● Problem requirements
In the listing that follows, count the lines holding the word "JSON" and report only that number.

● Dataset rows
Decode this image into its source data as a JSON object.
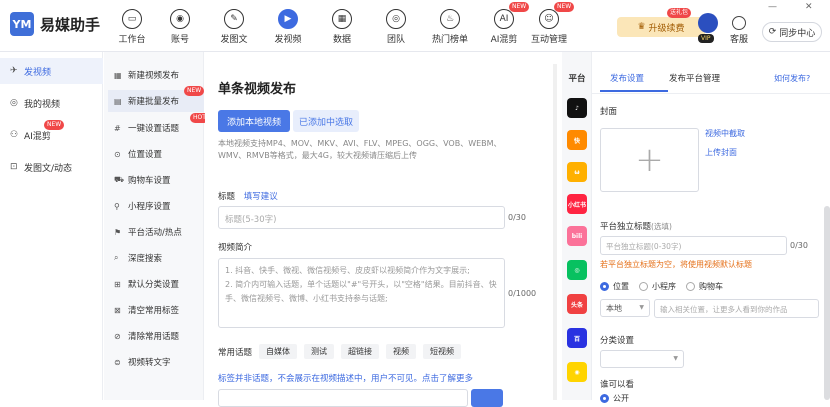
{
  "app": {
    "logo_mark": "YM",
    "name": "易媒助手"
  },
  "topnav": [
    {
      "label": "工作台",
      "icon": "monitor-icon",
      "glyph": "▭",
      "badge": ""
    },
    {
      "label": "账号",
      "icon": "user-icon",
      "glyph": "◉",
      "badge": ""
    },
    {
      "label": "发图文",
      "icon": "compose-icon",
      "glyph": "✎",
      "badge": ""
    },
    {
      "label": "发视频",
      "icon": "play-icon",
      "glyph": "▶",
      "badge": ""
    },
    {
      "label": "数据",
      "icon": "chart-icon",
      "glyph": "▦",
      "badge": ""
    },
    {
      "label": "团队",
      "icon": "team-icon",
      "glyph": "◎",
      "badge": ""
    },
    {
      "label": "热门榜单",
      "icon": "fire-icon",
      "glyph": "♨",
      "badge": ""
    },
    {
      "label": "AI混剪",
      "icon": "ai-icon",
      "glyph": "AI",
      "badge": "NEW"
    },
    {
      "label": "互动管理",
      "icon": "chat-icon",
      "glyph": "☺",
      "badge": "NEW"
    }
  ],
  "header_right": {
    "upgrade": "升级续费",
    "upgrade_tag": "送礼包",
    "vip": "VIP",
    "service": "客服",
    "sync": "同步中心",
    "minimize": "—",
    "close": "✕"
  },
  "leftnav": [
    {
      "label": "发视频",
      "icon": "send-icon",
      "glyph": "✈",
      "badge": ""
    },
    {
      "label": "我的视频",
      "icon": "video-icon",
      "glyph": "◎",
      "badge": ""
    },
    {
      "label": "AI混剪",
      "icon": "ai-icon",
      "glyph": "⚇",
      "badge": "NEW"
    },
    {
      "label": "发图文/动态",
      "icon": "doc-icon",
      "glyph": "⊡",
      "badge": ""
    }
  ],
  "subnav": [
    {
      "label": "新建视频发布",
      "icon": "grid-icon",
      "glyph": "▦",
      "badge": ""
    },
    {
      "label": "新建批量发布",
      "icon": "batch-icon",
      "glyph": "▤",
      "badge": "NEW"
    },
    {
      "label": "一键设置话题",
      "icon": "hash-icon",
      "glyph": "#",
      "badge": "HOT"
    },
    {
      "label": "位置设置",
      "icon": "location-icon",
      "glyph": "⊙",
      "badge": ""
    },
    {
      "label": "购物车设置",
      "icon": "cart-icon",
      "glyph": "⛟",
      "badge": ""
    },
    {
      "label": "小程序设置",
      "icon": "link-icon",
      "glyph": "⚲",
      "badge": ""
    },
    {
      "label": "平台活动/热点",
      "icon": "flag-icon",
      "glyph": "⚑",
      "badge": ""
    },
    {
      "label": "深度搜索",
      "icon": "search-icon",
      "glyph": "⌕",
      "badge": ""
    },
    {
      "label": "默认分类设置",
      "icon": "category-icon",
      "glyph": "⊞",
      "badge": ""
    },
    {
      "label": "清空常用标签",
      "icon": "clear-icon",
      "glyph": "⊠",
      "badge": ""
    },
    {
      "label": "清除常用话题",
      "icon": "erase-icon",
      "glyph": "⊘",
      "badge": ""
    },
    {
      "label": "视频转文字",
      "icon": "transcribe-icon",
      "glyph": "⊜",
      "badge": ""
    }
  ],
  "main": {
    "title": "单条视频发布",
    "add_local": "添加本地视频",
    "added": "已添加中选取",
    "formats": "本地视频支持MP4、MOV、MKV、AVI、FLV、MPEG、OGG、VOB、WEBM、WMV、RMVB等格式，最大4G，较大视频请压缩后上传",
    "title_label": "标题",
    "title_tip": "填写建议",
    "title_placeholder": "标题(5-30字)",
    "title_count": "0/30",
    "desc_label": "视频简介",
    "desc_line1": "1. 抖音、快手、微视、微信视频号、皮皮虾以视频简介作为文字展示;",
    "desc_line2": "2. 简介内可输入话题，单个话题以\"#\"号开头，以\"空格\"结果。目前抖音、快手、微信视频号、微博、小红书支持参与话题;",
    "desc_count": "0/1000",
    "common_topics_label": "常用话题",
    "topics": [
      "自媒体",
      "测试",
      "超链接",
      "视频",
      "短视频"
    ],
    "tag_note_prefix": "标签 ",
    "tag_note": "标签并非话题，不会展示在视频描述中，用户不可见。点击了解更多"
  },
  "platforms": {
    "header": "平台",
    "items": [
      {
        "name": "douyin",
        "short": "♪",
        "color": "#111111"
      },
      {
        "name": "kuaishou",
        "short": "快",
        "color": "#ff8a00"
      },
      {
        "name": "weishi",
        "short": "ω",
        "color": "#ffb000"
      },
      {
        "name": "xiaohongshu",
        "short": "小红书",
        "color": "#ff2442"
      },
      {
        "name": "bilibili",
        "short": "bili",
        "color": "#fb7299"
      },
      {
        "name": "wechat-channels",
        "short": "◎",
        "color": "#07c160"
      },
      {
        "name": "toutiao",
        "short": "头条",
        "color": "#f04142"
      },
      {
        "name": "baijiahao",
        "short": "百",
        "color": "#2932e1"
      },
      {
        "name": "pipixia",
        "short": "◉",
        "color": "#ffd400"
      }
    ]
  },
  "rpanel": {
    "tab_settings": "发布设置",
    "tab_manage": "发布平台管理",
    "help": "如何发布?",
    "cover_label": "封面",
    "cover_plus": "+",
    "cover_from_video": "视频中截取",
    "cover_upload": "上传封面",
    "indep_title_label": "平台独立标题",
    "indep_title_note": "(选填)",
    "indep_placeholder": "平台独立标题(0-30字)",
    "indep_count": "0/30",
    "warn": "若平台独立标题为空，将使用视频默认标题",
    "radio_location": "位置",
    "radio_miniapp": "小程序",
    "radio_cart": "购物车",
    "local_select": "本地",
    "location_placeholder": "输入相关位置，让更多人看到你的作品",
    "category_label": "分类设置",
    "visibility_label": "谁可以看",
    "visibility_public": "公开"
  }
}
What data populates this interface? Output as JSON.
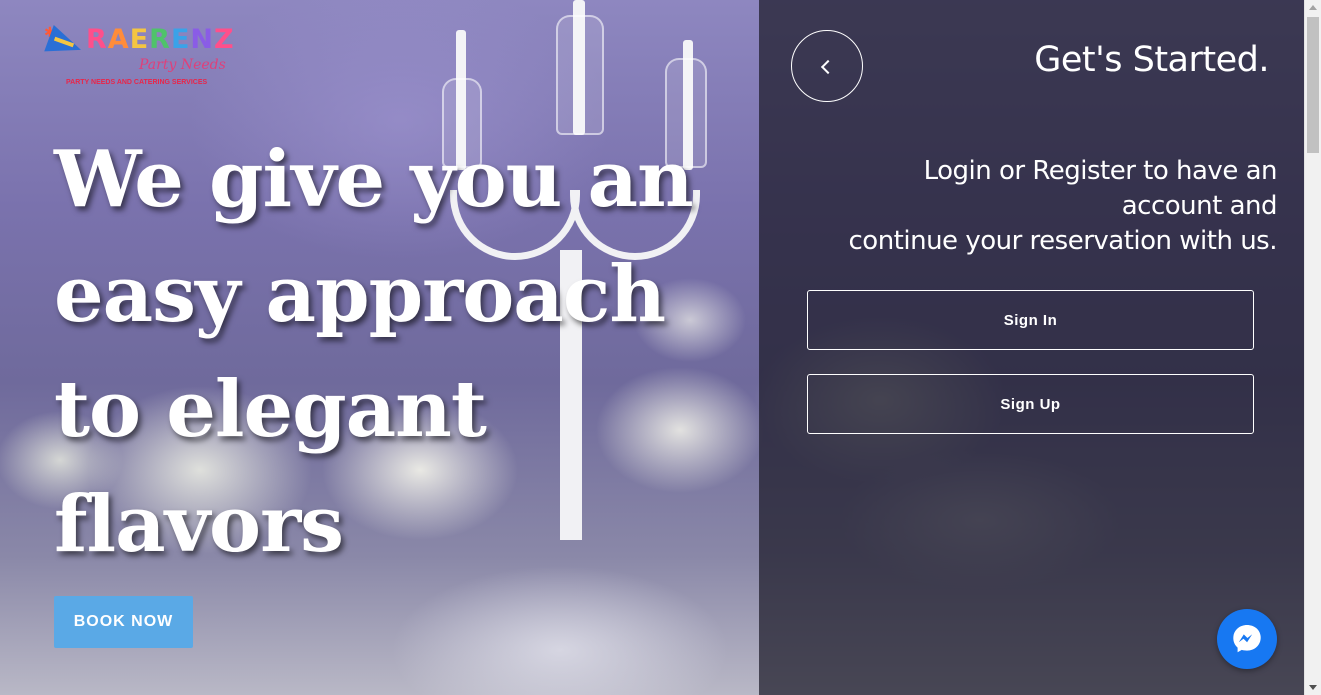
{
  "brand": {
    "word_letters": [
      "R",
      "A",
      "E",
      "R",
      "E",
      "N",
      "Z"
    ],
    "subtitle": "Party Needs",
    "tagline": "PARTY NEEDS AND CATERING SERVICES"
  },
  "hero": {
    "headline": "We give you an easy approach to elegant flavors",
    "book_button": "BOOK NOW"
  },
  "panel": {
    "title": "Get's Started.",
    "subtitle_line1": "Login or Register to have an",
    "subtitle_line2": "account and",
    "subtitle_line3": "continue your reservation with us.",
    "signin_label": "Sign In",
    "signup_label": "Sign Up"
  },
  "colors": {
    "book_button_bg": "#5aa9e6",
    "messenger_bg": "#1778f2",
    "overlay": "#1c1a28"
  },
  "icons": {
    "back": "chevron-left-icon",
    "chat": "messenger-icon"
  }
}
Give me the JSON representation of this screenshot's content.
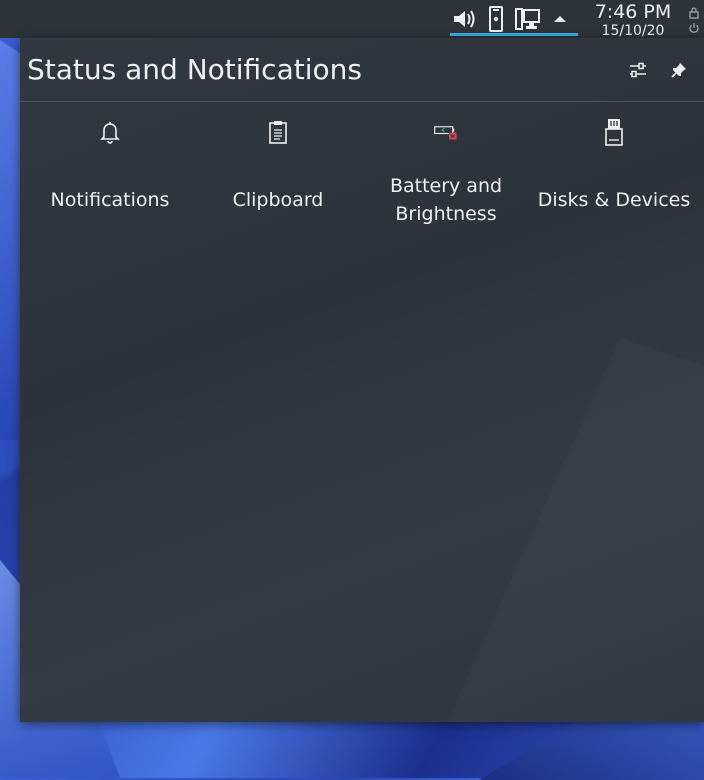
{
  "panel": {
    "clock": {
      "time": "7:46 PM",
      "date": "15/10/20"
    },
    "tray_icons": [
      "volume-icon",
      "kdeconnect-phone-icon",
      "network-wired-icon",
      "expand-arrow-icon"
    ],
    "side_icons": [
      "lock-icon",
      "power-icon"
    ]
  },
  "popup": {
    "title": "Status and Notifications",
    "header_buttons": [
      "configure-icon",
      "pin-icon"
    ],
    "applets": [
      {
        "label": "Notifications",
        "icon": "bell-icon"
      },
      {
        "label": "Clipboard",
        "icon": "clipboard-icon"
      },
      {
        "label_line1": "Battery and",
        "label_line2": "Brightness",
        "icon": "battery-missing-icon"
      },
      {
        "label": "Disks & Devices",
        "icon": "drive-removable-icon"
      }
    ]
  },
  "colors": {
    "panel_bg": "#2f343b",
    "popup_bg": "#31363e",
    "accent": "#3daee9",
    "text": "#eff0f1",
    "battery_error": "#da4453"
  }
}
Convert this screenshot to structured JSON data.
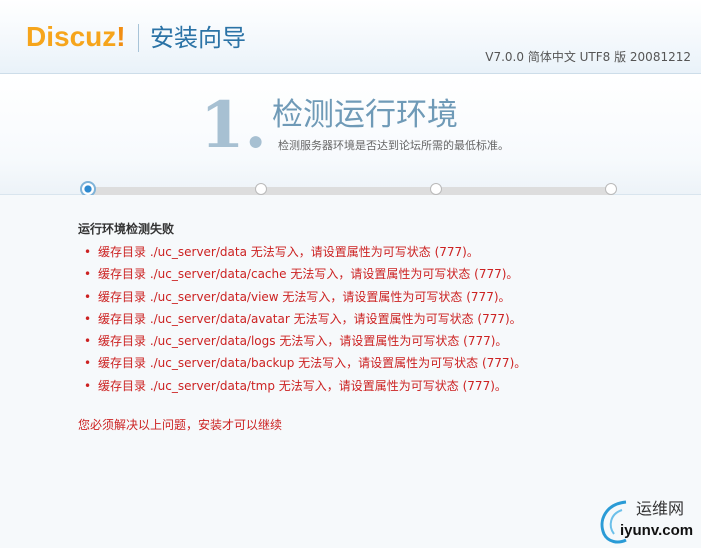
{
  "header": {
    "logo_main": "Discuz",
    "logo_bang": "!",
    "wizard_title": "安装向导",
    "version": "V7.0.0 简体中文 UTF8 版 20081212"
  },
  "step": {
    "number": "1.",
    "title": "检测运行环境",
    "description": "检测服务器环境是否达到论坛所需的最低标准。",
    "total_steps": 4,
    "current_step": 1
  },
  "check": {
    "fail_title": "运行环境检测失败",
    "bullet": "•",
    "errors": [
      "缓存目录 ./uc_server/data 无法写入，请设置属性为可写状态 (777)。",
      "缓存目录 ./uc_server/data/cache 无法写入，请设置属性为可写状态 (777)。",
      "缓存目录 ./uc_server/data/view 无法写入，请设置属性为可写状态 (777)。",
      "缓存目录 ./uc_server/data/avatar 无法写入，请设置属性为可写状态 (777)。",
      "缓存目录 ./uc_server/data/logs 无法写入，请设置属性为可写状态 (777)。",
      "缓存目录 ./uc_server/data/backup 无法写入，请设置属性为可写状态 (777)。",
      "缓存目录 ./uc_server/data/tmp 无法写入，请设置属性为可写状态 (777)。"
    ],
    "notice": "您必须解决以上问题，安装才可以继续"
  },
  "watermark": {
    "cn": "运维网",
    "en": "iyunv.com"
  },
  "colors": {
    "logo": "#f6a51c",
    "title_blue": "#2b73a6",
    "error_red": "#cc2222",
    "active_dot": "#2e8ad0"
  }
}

● Solution for this problem
4